::: Listing :::

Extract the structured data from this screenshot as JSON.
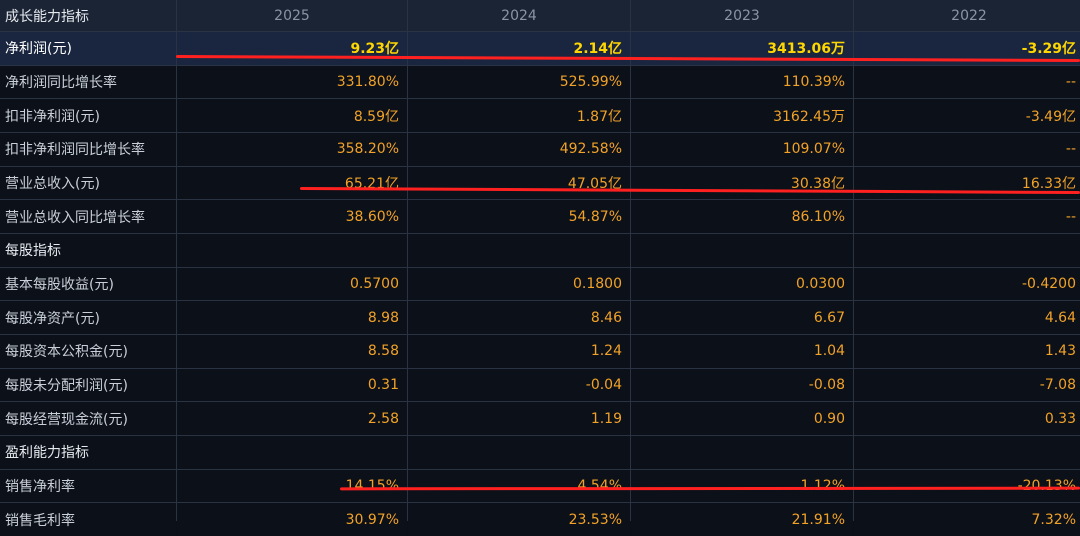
{
  "header": {
    "title": "成长能力指标",
    "years": [
      "2025",
      "2024",
      "2023",
      "2022"
    ]
  },
  "rows": [
    {
      "label": "净利润(元)",
      "values": [
        "9.23亿",
        "2.14亿",
        "3413.06万",
        "-3.29亿"
      ]
    },
    {
      "label": "净利润同比增长率",
      "values": [
        "331.80%",
        "525.99%",
        "110.39%",
        "--"
      ]
    },
    {
      "label": "扣非净利润(元)",
      "values": [
        "8.59亿",
        "1.87亿",
        "3162.45万",
        "-3.49亿"
      ]
    },
    {
      "label": "扣非净利润同比增长率",
      "values": [
        "358.20%",
        "492.58%",
        "109.07%",
        "--"
      ]
    },
    {
      "label": "营业总收入(元)",
      "values": [
        "65.21亿",
        "47.05亿",
        "30.38亿",
        "16.33亿"
      ]
    },
    {
      "label": "营业总收入同比增长率",
      "values": [
        "38.60%",
        "54.87%",
        "86.10%",
        "--"
      ]
    },
    {
      "label": "每股指标",
      "values": [
        "",
        "",
        "",
        ""
      ]
    },
    {
      "label": "基本每股收益(元)",
      "values": [
        "0.5700",
        "0.1800",
        "0.0300",
        "-0.4200"
      ]
    },
    {
      "label": "每股净资产(元)",
      "values": [
        "8.98",
        "8.46",
        "6.67",
        "4.64"
      ]
    },
    {
      "label": "每股资本公积金(元)",
      "values": [
        "8.58",
        "1.24",
        "1.04",
        "1.43"
      ]
    },
    {
      "label": "每股未分配利润(元)",
      "values": [
        "0.31",
        "-0.04",
        "-0.08",
        "-7.08"
      ]
    },
    {
      "label": "每股经营现金流(元)",
      "values": [
        "2.58",
        "1.19",
        "0.90",
        "0.33"
      ]
    },
    {
      "label": "盈利能力指标",
      "values": [
        "",
        "",
        "",
        ""
      ]
    },
    {
      "label": "销售净利率",
      "values": [
        "14.15%",
        "4.54%",
        "1.12%",
        "-20.13%"
      ]
    },
    {
      "label": "销售毛利率",
      "values": [
        "30.97%",
        "23.53%",
        "21.91%",
        "7.32%"
      ]
    }
  ],
  "colors": {
    "value": "#f2a227",
    "emphasis": "#ffd700",
    "underline": "#ff2020",
    "header_bg": "#1b2434",
    "row_bg": "#0b1019"
  }
}
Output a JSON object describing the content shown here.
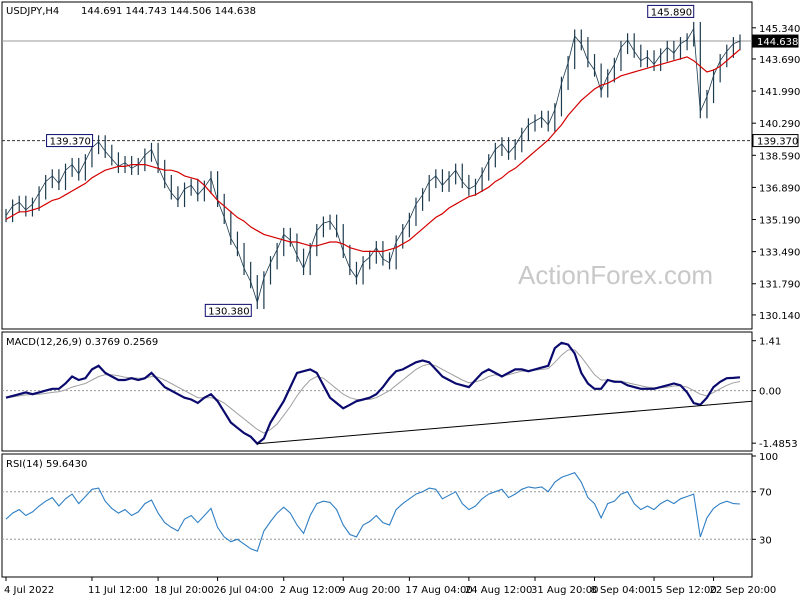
{
  "header": {
    "symbol": "USDJPY,H4",
    "ohlc": "144.691 144.743 144.506 144.638"
  },
  "watermark": "ActionForex.com",
  "colors": {
    "price": "#1c3a4e",
    "sma": "#d40000",
    "macd": "#0a0a6e",
    "signal": "#a0a0a0",
    "rsi": "#2f7fc4",
    "frame": "#000000",
    "level_line": "#555555"
  },
  "chart_data": [
    {
      "type": "line",
      "panel": "price",
      "ylim": [
        129.5,
        146.6
      ],
      "yticks": [
        "145.340",
        "143.690",
        "141.990",
        "140.290",
        "138.590",
        "136.890",
        "135.190",
        "133.490",
        "131.790",
        "130.140"
      ],
      "current_price": "144.638",
      "horizontal_levels": [
        {
          "label": "139.370",
          "value": 139.37,
          "style": "dashed",
          "label_side": "right"
        },
        {
          "label": "144.638",
          "value": 144.638,
          "style": "solid",
          "label_side": "right"
        }
      ],
      "annotations": [
        {
          "label": "139.370",
          "x_index": 14,
          "value": 139.37
        },
        {
          "label": "130.380",
          "x_index": 38,
          "value": 130.38
        },
        {
          "label": "145.890",
          "x_index": 104,
          "value": 145.89
        }
      ],
      "x_labels": [
        {
          "label": "4 Jul 2022",
          "index": 0
        },
        {
          "label": "11 Jul 12:00",
          "index": 13
        },
        {
          "label": "18 Jul 20:00",
          "index": 23
        },
        {
          "label": "26 Jul 04:00",
          "index": 32
        },
        {
          "label": "2 Aug 12:00",
          "index": 42
        },
        {
          "label": "9 Aug 20:00",
          "index": 51
        },
        {
          "label": "17 Aug 04:00",
          "index": 61
        },
        {
          "label": "24 Aug 12:00",
          "index": 70
        },
        {
          "label": "31 Aug 20:00",
          "index": 80
        },
        {
          "label": "8 Sep 04:00",
          "index": 89
        },
        {
          "label": "15 Sep 12:00",
          "index": 98
        },
        {
          "label": "22 Sep 20:00",
          "index": 107
        }
      ],
      "close": [
        135.4,
        135.9,
        136.1,
        135.7,
        136.0,
        136.6,
        137.2,
        137.5,
        137.1,
        137.8,
        138.1,
        137.6,
        138.3,
        139.0,
        139.3,
        138.8,
        138.4,
        138.0,
        138.2,
        137.9,
        138.1,
        138.6,
        138.9,
        138.0,
        137.2,
        136.6,
        136.2,
        136.8,
        137.0,
        136.5,
        136.9,
        137.4,
        136.2,
        135.3,
        134.2,
        133.6,
        132.6,
        131.9,
        130.8,
        132.1,
        132.9,
        133.6,
        134.4,
        134.1,
        133.3,
        132.6,
        133.6,
        134.6,
        135.0,
        135.1,
        134.6,
        133.5,
        132.6,
        132.1,
        132.9,
        133.2,
        133.7,
        133.1,
        132.9,
        134.0,
        134.6,
        135.2,
        136.0,
        136.5,
        137.2,
        137.5,
        137.0,
        137.4,
        137.8,
        137.2,
        136.8,
        137.0,
        137.6,
        138.3,
        138.9,
        139.2,
        138.7,
        139.1,
        139.7,
        140.2,
        140.4,
        140.6,
        140.2,
        141.0,
        142.4,
        143.5,
        144.9,
        144.5,
        143.6,
        143.1,
        142.0,
        142.8,
        143.4,
        144.3,
        144.7,
        144.1,
        143.6,
        143.8,
        143.4,
        143.9,
        144.3,
        144.0,
        144.5,
        144.7,
        145.3,
        140.9,
        141.7,
        142.8,
        143.6,
        144.1,
        144.5,
        144.638
      ],
      "series": [
        {
          "name": "",
          "values": [
            135.2,
            135.4,
            135.6,
            135.6,
            135.7,
            135.8,
            136.0,
            136.2,
            136.3,
            136.5,
            136.7,
            136.9,
            137.1,
            137.4,
            137.6,
            137.8,
            137.9,
            138.0,
            138.0,
            138.1,
            138.1,
            138.1,
            138.0,
            137.9,
            137.8,
            137.8,
            137.7,
            137.5,
            137.4,
            137.3,
            137.0,
            136.6,
            136.2,
            135.9,
            135.6,
            135.3,
            135.1,
            134.8,
            134.6,
            134.4,
            134.3,
            134.2,
            134.1,
            134.0,
            134.0,
            133.9,
            133.8,
            133.8,
            133.9,
            134.0,
            134.0,
            133.9,
            133.7,
            133.6,
            133.5,
            133.5,
            133.5,
            133.5,
            133.6,
            133.7,
            133.9,
            134.1,
            134.4,
            134.7,
            135.0,
            135.3,
            135.5,
            135.8,
            136.0,
            136.2,
            136.4,
            136.5,
            136.7,
            136.9,
            137.2,
            137.4,
            137.7,
            137.9,
            138.2,
            138.5,
            138.8,
            139.1,
            139.4,
            139.8,
            140.2,
            140.7,
            141.1,
            141.5,
            141.8,
            142.1,
            142.3,
            142.4,
            142.6,
            142.8,
            142.9,
            143.0,
            143.1,
            143.2,
            143.3,
            143.4,
            143.5,
            143.6,
            143.7,
            143.8,
            143.6,
            143.3,
            143.0,
            143.1,
            143.3,
            143.6,
            143.9,
            144.2
          ]
        }
      ]
    },
    {
      "type": "line",
      "panel": "macd",
      "label": "MACD(12,26,9) 0.3769 0.2569",
      "ylim": [
        -1.65,
        1.6
      ],
      "yticks": [
        "1.41",
        "0.00",
        "-1.4853"
      ],
      "series": [
        {
          "name": "",
          "values": [
            -0.2,
            -0.15,
            -0.1,
            -0.05,
            -0.1,
            -0.05,
            0.0,
            0.05,
            0.05,
            0.2,
            0.4,
            0.3,
            0.35,
            0.6,
            0.7,
            0.5,
            0.4,
            0.3,
            0.3,
            0.35,
            0.3,
            0.35,
            0.5,
            0.3,
            0.1,
            0.0,
            -0.1,
            -0.2,
            -0.25,
            -0.35,
            -0.2,
            -0.1,
            -0.3,
            -0.6,
            -0.9,
            -1.05,
            -1.2,
            -1.3,
            -1.5,
            -1.35,
            -0.9,
            -0.6,
            -0.3,
            0.1,
            0.5,
            0.55,
            0.6,
            0.5,
            0.15,
            -0.2,
            -0.35,
            -0.5,
            -0.4,
            -0.3,
            -0.25,
            -0.2,
            -0.1,
            0.1,
            0.35,
            0.55,
            0.6,
            0.7,
            0.8,
            0.85,
            0.8,
            0.6,
            0.4,
            0.3,
            0.2,
            0.15,
            0.1,
            0.3,
            0.5,
            0.6,
            0.5,
            0.4,
            0.5,
            0.6,
            0.6,
            0.55,
            0.6,
            0.65,
            0.7,
            1.2,
            1.35,
            1.3,
            1.05,
            0.5,
            0.2,
            0.05,
            0.05,
            0.3,
            0.25,
            0.25,
            0.15,
            0.1,
            0.05,
            0.05,
            0.05,
            0.1,
            0.15,
            0.2,
            0.15,
            -0.05,
            -0.35,
            -0.4,
            -0.2,
            0.1,
            0.25,
            0.35,
            0.36,
            0.3769
          ]
        },
        {
          "name": "",
          "values": [
            -0.2,
            -0.18,
            -0.15,
            -0.12,
            -0.11,
            -0.1,
            -0.08,
            -0.05,
            -0.03,
            0.02,
            0.1,
            0.15,
            0.2,
            0.3,
            0.4,
            0.45,
            0.45,
            0.42,
            0.38,
            0.36,
            0.35,
            0.35,
            0.4,
            0.38,
            0.3,
            0.2,
            0.1,
            0.0,
            -0.1,
            -0.2,
            -0.2,
            -0.2,
            -0.25,
            -0.35,
            -0.5,
            -0.65,
            -0.8,
            -0.95,
            -1.1,
            -1.2,
            -1.1,
            -0.95,
            -0.7,
            -0.45,
            -0.15,
            0.1,
            0.3,
            0.4,
            0.35,
            0.2,
            0.05,
            -0.1,
            -0.2,
            -0.25,
            -0.25,
            -0.25,
            -0.2,
            -0.1,
            0.0,
            0.15,
            0.3,
            0.45,
            0.6,
            0.7,
            0.75,
            0.7,
            0.6,
            0.5,
            0.4,
            0.3,
            0.22,
            0.25,
            0.3,
            0.4,
            0.45,
            0.42,
            0.45,
            0.5,
            0.55,
            0.55,
            0.58,
            0.6,
            0.62,
            0.8,
            1.0,
            1.15,
            1.15,
            0.95,
            0.7,
            0.45,
            0.3,
            0.3,
            0.28,
            0.26,
            0.22,
            0.18,
            0.14,
            0.1,
            0.08,
            0.08,
            0.1,
            0.13,
            0.14,
            0.1,
            0.0,
            -0.1,
            -0.15,
            -0.05,
            0.05,
            0.15,
            0.22,
            0.2569
          ]
        }
      ],
      "trendline": [
        [
          38,
          -1.5
        ],
        [
          111,
          -0.3
        ]
      ]
    },
    {
      "type": "line",
      "panel": "rsi",
      "label": "RSI(14) 59.6430",
      "ylim": [
        0,
        100
      ],
      "yticks": [
        "100",
        "70",
        "30"
      ],
      "levels": [
        70,
        30
      ],
      "series": [
        {
          "name": "",
          "values": [
            47,
            52,
            55,
            50,
            53,
            58,
            62,
            65,
            58,
            64,
            68,
            60,
            66,
            72,
            73,
            62,
            56,
            52,
            55,
            50,
            53,
            60,
            63,
            52,
            44,
            40,
            37,
            47,
            50,
            44,
            50,
            56,
            40,
            32,
            28,
            30,
            26,
            22,
            20,
            37,
            45,
            52,
            57,
            52,
            42,
            35,
            50,
            60,
            62,
            61,
            55,
            42,
            34,
            32,
            42,
            45,
            50,
            44,
            42,
            55,
            60,
            64,
            68,
            70,
            73,
            72,
            64,
            67,
            70,
            60,
            55,
            58,
            64,
            68,
            70,
            72,
            65,
            68,
            72,
            74,
            73,
            74,
            70,
            78,
            82,
            84,
            86,
            78,
            65,
            60,
            48,
            60,
            62,
            68,
            70,
            60,
            55,
            58,
            55,
            60,
            63,
            60,
            64,
            66,
            68,
            32,
            48,
            56,
            60,
            62,
            60,
            59.643
          ]
        }
      ]
    }
  ]
}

:::

Requirements:
Select all lines in the listing that include the word "JSON".

Finished exercise:
Extract the structured data from this screenshot as JSON.
Output a JSON object describing the content shown here.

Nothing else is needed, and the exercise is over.